Given passage:

The messaging, too, needs to shift, said Scholten. He said Tuesday’s results also provide a “clear indication that economic populist messaging and ideas are extremely popular right now.”
He said Iowa Democrats need to do a better job of focusing their messaging at vowing to crack down on corporate greed and price gouging to quell voters’ concerns over decades-high inflation, as well as antitrust issues and their impact on rural communities. He pointed to Dollar General’s threat to rural Iowa’s grocery stores
Loebsack said messaging also needs to change nationally, too.
“The national party not saying anything to speak of in rural areas, and some of the things that get pinned on these candidates,” like defunding police and wanting open borders, he said. “Candidates get saddled with this and they have to fight against that and they should not be placed in that position by folks in the national party making noise about things that people in the rural areas don’t want to hear about.”

Items from a data source:
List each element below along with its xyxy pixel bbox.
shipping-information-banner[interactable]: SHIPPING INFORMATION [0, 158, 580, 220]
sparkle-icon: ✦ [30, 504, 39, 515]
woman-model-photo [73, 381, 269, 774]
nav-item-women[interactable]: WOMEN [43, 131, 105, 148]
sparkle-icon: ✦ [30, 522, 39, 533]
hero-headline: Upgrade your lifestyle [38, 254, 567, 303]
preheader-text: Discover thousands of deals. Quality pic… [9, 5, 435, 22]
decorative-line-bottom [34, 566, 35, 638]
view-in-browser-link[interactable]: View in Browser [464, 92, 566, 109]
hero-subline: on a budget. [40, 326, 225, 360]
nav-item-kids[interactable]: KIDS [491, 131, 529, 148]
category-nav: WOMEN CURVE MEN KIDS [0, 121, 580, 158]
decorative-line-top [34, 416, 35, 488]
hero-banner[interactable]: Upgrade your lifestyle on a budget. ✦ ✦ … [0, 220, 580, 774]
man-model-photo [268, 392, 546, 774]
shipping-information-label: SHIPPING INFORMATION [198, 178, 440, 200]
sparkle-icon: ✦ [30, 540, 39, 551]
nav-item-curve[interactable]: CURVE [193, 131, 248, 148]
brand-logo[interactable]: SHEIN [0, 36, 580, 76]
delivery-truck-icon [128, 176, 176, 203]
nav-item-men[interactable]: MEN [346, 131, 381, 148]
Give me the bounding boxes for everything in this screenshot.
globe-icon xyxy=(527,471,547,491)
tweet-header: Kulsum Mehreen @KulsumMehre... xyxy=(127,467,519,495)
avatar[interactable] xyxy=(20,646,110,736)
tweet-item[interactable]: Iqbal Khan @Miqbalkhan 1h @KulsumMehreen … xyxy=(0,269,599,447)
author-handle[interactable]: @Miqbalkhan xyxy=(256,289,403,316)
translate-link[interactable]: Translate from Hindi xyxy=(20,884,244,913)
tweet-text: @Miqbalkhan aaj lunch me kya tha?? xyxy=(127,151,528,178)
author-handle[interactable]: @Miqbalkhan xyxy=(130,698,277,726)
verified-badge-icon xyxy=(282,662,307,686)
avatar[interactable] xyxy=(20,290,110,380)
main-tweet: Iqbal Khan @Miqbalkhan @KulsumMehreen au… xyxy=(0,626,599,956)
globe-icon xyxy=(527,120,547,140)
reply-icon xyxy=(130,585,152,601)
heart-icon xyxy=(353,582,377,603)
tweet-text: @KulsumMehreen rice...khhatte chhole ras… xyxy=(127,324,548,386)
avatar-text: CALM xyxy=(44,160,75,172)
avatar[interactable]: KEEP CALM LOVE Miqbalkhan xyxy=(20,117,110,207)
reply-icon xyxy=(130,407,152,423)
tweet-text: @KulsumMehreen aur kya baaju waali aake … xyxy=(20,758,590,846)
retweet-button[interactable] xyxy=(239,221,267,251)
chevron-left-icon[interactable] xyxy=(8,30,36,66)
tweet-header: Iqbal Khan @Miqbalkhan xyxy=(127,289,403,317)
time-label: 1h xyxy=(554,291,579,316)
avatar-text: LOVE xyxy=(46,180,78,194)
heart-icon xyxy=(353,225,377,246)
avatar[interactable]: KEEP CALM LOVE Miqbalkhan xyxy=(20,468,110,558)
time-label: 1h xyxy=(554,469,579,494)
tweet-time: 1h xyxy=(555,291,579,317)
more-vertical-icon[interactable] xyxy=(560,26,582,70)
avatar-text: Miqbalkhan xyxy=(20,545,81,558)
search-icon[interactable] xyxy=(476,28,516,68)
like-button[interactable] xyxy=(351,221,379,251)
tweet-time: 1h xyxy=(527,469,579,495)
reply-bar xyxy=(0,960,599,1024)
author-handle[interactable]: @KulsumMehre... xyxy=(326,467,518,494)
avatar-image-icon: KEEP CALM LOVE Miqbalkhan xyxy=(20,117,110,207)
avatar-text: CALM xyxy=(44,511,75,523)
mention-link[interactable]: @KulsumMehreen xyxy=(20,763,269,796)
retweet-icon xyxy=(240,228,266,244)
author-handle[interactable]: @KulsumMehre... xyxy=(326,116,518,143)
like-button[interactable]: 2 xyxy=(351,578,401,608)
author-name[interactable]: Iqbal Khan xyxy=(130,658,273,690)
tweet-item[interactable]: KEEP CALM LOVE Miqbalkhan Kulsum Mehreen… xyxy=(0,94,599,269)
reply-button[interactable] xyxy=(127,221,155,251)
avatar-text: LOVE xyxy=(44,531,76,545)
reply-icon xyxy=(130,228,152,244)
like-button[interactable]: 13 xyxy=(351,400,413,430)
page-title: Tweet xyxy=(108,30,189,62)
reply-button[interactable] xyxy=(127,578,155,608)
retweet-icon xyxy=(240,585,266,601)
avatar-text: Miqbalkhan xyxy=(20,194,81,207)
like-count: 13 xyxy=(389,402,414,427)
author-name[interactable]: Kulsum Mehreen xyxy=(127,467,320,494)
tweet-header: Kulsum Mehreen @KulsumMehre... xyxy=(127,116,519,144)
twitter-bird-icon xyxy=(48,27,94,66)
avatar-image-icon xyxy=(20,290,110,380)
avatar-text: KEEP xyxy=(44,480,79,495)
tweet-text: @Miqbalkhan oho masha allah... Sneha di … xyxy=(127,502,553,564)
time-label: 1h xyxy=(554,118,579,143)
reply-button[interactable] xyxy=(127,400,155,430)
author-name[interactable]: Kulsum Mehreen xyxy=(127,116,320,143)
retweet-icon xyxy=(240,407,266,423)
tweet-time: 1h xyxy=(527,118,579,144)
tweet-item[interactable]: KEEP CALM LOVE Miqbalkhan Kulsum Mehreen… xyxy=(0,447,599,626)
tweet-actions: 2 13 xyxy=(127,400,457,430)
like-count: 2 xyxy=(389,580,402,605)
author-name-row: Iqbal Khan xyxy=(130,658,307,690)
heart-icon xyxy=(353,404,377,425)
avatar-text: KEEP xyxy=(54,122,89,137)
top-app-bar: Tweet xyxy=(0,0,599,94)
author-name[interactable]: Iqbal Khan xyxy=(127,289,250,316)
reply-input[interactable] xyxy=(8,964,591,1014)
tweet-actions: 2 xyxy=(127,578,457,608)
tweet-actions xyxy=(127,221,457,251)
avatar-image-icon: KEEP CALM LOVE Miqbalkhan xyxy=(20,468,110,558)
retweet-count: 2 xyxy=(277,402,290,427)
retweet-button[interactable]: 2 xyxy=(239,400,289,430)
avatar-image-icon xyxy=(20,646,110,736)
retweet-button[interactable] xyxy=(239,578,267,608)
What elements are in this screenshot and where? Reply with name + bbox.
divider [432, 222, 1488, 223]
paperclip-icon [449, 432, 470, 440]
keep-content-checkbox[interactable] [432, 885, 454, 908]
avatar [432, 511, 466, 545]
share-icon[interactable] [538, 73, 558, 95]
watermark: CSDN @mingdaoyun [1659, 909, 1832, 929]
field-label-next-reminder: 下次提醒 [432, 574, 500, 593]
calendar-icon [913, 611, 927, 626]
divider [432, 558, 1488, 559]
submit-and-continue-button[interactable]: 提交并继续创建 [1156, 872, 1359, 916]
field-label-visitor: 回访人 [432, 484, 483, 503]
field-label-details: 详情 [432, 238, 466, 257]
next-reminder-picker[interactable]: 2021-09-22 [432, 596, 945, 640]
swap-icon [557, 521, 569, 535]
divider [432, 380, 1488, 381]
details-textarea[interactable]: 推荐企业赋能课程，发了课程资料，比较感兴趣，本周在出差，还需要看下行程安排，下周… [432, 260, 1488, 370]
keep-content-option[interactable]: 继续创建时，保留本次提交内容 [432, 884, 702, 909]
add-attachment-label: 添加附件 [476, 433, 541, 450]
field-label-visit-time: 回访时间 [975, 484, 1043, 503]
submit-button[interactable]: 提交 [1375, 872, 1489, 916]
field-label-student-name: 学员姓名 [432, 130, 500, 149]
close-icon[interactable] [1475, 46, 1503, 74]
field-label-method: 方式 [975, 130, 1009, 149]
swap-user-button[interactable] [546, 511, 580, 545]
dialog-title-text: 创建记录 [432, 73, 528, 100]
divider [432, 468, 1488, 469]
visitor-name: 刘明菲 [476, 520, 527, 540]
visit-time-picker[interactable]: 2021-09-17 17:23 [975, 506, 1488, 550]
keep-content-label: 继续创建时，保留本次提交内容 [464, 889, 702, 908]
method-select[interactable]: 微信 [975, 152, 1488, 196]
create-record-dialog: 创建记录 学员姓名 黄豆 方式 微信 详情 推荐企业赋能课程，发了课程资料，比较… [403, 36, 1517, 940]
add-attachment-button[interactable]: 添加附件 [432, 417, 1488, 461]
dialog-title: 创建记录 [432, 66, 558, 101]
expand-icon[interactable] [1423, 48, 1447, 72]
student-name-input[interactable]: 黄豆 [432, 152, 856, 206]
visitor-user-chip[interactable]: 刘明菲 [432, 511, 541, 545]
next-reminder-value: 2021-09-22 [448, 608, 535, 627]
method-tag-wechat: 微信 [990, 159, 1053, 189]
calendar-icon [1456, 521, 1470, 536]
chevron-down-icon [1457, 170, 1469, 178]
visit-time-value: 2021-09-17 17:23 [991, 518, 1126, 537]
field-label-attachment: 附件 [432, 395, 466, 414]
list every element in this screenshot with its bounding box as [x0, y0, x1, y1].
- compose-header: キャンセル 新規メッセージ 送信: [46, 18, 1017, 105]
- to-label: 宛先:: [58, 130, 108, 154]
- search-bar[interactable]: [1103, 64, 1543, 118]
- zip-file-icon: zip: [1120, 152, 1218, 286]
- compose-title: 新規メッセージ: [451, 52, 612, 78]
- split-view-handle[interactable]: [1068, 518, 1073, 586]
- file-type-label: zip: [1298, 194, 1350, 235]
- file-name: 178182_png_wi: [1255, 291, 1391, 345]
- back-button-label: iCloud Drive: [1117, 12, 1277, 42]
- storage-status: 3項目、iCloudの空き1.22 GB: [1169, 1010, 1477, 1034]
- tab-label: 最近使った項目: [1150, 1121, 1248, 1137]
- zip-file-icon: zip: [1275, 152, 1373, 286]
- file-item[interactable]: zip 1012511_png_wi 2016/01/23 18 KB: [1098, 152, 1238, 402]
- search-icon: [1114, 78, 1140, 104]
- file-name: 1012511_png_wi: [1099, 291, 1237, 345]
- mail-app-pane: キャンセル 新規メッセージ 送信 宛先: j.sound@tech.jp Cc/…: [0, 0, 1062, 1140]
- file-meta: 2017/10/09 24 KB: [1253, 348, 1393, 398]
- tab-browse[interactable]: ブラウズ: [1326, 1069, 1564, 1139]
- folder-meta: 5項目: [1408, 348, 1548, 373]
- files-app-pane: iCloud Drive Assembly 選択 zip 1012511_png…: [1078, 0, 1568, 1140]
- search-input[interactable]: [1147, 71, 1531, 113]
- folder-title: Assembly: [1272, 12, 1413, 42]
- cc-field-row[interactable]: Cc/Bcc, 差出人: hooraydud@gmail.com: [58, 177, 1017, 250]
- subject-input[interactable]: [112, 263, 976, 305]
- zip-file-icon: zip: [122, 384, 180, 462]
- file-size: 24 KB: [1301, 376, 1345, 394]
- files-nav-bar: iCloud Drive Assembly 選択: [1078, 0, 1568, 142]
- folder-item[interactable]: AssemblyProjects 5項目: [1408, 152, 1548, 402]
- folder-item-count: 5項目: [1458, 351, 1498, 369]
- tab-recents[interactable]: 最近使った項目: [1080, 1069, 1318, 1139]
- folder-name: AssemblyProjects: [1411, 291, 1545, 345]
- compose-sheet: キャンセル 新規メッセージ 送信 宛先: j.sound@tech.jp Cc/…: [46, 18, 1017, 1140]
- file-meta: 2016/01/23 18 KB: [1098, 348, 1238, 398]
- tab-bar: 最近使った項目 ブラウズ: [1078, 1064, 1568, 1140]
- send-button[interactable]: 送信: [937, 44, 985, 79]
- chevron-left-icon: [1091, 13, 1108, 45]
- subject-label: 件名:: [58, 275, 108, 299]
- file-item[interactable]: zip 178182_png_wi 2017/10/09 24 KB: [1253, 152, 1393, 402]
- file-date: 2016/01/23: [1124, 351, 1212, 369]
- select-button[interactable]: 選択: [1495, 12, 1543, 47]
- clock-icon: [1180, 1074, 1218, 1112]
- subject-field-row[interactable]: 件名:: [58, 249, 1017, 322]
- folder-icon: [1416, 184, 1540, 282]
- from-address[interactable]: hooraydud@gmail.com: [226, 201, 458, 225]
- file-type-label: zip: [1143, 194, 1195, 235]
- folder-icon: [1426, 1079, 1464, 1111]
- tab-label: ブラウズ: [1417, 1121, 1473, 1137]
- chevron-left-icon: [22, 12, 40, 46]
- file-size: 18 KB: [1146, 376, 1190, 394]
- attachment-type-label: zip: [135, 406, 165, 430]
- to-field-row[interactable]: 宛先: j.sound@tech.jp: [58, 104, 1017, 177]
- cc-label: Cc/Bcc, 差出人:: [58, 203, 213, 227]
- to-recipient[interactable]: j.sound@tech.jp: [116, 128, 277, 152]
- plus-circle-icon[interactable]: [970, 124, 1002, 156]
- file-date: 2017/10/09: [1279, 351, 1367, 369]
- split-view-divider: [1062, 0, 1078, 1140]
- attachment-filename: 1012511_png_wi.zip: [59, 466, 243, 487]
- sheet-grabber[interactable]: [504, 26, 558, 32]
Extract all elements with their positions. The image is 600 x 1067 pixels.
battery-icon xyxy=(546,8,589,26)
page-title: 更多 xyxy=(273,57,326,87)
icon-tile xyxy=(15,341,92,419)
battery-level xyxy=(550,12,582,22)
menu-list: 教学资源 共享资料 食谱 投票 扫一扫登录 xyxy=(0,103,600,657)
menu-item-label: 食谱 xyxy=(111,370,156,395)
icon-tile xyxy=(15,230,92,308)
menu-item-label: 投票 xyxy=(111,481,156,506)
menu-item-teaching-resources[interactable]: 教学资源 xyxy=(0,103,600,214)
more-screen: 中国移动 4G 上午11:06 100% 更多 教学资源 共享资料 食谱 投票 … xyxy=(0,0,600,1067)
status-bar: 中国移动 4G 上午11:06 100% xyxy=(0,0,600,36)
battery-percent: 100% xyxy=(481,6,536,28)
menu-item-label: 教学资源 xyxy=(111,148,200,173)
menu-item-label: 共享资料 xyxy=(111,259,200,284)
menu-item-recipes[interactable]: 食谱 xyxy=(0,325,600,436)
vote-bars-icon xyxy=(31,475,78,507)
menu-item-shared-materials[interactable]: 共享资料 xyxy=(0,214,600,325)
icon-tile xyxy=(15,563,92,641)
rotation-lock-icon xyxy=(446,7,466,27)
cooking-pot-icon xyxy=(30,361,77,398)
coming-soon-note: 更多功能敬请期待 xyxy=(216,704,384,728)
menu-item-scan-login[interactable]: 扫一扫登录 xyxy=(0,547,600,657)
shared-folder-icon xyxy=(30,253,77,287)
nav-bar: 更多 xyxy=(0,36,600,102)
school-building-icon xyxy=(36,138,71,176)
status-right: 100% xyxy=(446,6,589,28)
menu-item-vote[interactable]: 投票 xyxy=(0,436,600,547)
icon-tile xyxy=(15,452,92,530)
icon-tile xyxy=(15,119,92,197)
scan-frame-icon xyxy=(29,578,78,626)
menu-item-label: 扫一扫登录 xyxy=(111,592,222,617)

Check your understanding:
a) In the text about Democratic messaging, what did Scholten say Tuesday's results clearly indicate is extremely popular right now?
b) From the text about Democratic messaging, echo the words starting at "The messaging, too, needs" and ending at "change nationally, too.".

Results of the tasks:
a) Economic populist messaging and ideas.

b)
The messaging, too, needs to shift, said Scholten. He said Tuesday’s results also provide a “clear indication that economic populist messaging and ideas are extremely popular right now.”
He said Iowa Democrats need to do a better job of focusing their messaging at vowing to crack down on corporate greed and price gouging to quell voters’ concerns over decades-high inflation, as well as antitrust issues and their impact on rural communities. He pointed to Dollar General’s threat to rural Iowa’s grocery stores
Loebsack said messaging also needs to change nationally, too.